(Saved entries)
---*---

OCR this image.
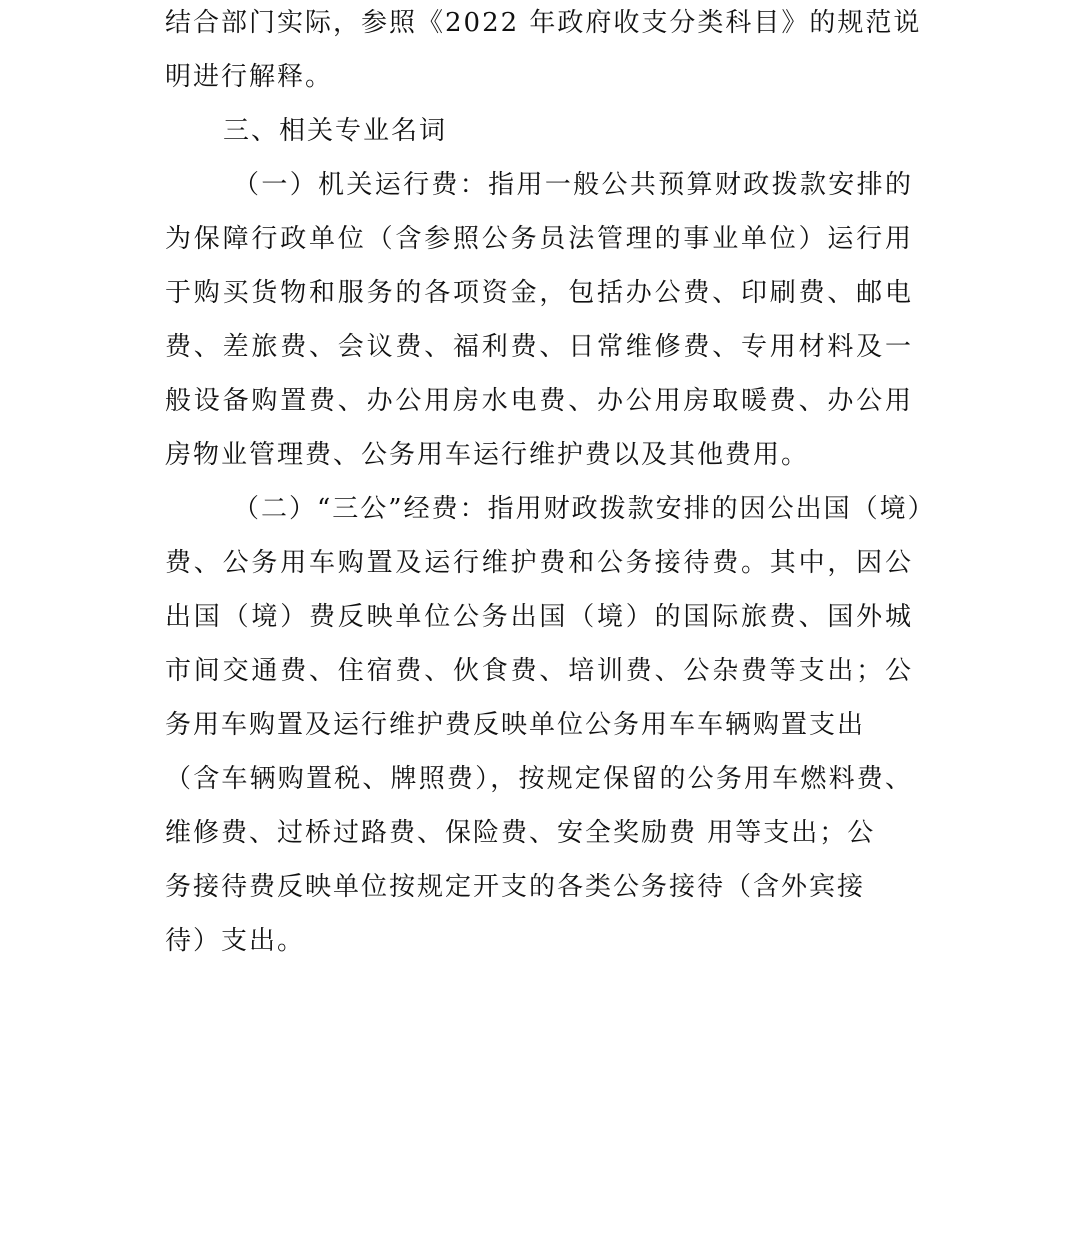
结合部门实际，参照《2022 年政府收支分类科目》的规范说
明进行解释。
三、相关专业名词
（一）机关运行费：指用一般公共预算财政拨款安排的
为保障行政单位（含参照公务员法管理的事业单位）运行用
于购买货物和服务的各项资金，包括办公费、印刷费、邮电
费、差旅费、会议费、福利费、日常维修费、专用材料及一
般设备购置费、办公用房水电费、办公用房取暖费、办公用
房物业管理费、公务用车运行维护费以及其他费用。
（二）“三公”经费：指用财政拨款安排的因公出国（境）
费、公务用车购置及运行维护费和公务接待费。其中，因公
出国（境）费反映单位公务出国（境）的国际旅费、国外城
市间交通费、住宿费、伙食费、培训费、公杂费等支出；公
务用车购置及运行维护费反映单位公务用车车辆购置支出
（含车辆购置税、牌照费），按规定保留的公务用车燃料费、
维修费、过桥过路费、保险费、安全奖励费 用等支出；公
务接待费反映单位按规定开支的各类公务接待（含外宾接
待）支出。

---*---

- _Set exercise_
Transcribe every entry above exactly. Omit all pictures.

- _Correct response_
OCR this image.
结合部门实际，参照《2022 年政府收支分类科目》的规范说
明进行解释。
三、相关专业名词
（一）机关运行费：指用一般公共预算财政拨款安排的
为保障行政单位（含参照公务员法管理的事业单位）运行用
于购买货物和服务的各项资金，包括办公费、印刷费、邮电
费、差旅费、会议费、福利费、日常维修费、专用材料及一
般设备购置费、办公用房水电费、办公用房取暖费、办公用
房物业管理费、公务用车运行维护费以及其他费用。
（二）“三公”经费：指用财政拨款安排的因公出国（境）
费、公务用车购置及运行维护费和公务接待费。其中，因公
出国（境）费反映单位公务出国（境）的国际旅费、国外城
市间交通费、住宿费、伙食费、培训费、公杂费等支出；公
务用车购置及运行维护费反映单位公务用车车辆购置支出
（含车辆购置税、牌照费），按规定保留的公务用车燃料费、
维修费、过桥过路费、保险费、安全奖励费 用等支出；公
务接待费反映单位按规定开支的各类公务接待（含外宾接
待）支出。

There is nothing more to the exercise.